#### Supplied entries:
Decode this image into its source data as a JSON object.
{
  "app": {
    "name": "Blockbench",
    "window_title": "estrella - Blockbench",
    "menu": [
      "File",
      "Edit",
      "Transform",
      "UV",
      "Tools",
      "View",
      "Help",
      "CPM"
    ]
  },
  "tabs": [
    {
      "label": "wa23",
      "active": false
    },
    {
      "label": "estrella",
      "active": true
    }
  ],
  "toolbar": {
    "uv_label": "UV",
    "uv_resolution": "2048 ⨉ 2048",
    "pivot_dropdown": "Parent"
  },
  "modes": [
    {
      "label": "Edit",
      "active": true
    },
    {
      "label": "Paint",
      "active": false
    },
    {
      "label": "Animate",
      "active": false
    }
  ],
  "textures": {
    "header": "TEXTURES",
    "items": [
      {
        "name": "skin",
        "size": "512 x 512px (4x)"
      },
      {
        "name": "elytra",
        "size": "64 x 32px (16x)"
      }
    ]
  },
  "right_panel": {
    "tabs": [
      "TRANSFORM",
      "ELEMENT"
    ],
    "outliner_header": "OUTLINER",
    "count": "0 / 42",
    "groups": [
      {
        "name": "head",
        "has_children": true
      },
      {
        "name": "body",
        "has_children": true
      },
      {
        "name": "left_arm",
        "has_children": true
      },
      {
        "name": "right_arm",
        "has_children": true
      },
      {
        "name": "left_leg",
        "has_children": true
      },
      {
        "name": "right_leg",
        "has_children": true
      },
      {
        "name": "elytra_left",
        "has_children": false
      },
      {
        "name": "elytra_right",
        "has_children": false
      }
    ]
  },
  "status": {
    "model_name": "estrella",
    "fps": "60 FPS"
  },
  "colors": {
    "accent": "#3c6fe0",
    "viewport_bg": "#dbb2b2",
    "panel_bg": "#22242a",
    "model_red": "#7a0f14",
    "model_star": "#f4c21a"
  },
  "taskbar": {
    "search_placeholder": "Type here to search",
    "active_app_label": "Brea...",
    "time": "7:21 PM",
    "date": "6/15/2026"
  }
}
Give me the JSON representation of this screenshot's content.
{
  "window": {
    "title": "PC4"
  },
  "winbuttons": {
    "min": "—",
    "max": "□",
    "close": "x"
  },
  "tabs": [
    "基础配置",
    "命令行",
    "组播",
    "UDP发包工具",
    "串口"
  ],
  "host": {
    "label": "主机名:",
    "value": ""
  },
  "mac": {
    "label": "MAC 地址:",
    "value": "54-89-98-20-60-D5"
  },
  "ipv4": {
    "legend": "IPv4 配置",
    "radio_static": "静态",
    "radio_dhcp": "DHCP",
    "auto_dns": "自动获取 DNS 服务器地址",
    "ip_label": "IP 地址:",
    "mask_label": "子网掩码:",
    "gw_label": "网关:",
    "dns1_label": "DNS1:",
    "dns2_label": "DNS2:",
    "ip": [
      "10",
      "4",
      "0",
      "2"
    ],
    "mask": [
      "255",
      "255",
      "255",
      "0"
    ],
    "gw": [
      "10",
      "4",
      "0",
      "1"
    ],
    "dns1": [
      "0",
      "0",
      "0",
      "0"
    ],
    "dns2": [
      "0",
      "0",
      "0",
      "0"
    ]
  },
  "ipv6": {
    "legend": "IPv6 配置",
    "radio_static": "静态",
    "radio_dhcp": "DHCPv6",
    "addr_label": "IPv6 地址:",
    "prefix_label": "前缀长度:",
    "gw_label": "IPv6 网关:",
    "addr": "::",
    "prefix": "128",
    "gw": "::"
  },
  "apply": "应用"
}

#### Written request:
Make an exact copy of every line in the data.

#### Answer to the exercise:
Decode this image into its source data as a JSON object.
{
  "app": {
    "name": "Blockbench",
    "window_title": "estrella - Blockbench",
    "menu": [
      "File",
      "Edit",
      "Transform",
      "UV",
      "Tools",
      "View",
      "Help",
      "CPM"
    ]
  },
  "tabs": [
    {
      "label": "wa23",
      "active": false
    },
    {
      "label": "estrella",
      "active": true
    }
  ],
  "toolbar": {
    "uv_label": "UV",
    "uv_resolution": "2048 ⨉ 2048",
    "pivot_dropdown": "Parent"
  },
  "modes": [
    {
      "label": "Edit",
      "active": true
    },
    {
      "label": "Paint",
      "active": false
    },
    {
      "label": "Animate",
      "active": false
    }
  ],
  "textures": {
    "header": "TEXTURES",
    "items": [
      {
        "name": "skin",
        "size": "512 x 512px (4x)"
      },
      {
        "name": "elytra",
        "size": "64 x 32px (16x)"
      }
    ]
  },
  "right_panel": {
    "tabs": [
      "TRANSFORM",
      "ELEMENT"
    ],
    "outliner_header": "OUTLINER",
    "count": "0 / 42",
    "groups": [
      {
        "name": "head",
        "has_children": true
      },
      {
        "name": "body",
        "has_children": true
      },
      {
        "name": "left_arm",
        "has_children": true
      },
      {
        "name": "right_arm",
        "has_children": true
      },
      {
        "name": "left_leg",
        "has_children": true
      },
      {
        "name": "right_leg",
        "has_children": true
      },
      {
        "name": "elytra_left",
        "has_children": false
      },
      {
        "name": "elytra_right",
        "has_children": false
      }
    ]
  },
  "status": {
    "model_name": "estrella",
    "fps": "60 FPS"
  },
  "colors": {
    "accent": "#3c6fe0",
    "viewport_bg": "#dbb2b2",
    "panel_bg": "#22242a",
    "model_red": "#7a0f14",
    "model_star": "#f4c21a"
  },
  "taskbar": {
    "search_placeholder": "Type here to search",
    "active_app_label": "Brea...",
    "time": "7:21 PM",
    "date": "6/15/2026"
  }
}
Give me the JSON representation of this screenshot's content.
{
  "window": {
    "title": "PC4"
  },
  "winbuttons": {
    "min": "—",
    "max": "□",
    "close": "x"
  },
  "tabs": [
    "基础配置",
    "命令行",
    "组播",
    "UDP发包工具",
    "串口"
  ],
  "host": {
    "label": "主机名:",
    "value": ""
  },
  "mac": {
    "label": "MAC 地址:",
    "value": "54-89-98-20-60-D5"
  },
  "ipv4": {
    "legend": "IPv4 配置",
    "radio_static": "静态",
    "radio_dhcp": "DHCP",
    "auto_dns": "自动获取 DNS 服务器地址",
    "ip_label": "IP 地址:",
    "mask_label": "子网掩码:",
    "gw_label": "网关:",
    "dns1_label": "DNS1:",
    "dns2_label": "DNS2:",
    "ip": [
      "10",
      "4",
      "0",
      "2"
    ],
    "mask": [
      "255",
      "255",
      "255",
      "0"
    ],
    "gw": [
      "10",
      "4",
      "0",
      "1"
    ],
    "dns1": [
      "0",
      "0",
      "0",
      "0"
    ],
    "dns2": [
      "0",
      "0",
      "0",
      "0"
    ]
  },
  "ipv6": {
    "legend": "IPv6 配置",
    "radio_static": "静态",
    "radio_dhcp": "DHCPv6",
    "addr_label": "IPv6 地址:",
    "prefix_label": "前缀长度:",
    "gw_label": "IPv6 网关:",
    "addr": "::",
    "prefix": "128",
    "gw": "::"
  },
  "apply": "应用"
}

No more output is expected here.